Dataset records:
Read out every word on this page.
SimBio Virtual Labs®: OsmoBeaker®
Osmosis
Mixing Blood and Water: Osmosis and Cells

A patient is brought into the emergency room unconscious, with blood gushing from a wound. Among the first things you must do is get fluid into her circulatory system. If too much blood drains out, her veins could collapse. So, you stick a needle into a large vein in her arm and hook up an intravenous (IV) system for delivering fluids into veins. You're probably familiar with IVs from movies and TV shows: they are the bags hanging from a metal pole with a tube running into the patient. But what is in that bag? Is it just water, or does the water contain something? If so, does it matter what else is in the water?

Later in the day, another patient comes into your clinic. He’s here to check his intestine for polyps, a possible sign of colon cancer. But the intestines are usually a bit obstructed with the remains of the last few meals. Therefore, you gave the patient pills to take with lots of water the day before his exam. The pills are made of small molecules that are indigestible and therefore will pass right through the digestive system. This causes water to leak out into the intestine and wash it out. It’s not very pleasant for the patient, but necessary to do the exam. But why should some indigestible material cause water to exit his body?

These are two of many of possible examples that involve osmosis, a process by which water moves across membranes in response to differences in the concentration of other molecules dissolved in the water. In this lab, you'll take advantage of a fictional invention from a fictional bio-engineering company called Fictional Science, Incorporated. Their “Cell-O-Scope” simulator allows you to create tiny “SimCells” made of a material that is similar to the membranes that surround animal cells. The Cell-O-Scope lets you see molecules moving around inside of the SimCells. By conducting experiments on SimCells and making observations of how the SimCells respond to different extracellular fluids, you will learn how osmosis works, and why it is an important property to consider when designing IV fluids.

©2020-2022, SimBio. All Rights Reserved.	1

Work instructions -> Among the lines above, which hold the word "SimBio"? Report each one.

Solution to the problem ->
SimBio Virtual Labs®: OsmoBeaker®
©2020-2022, SimBio. All Rights Reserved.	1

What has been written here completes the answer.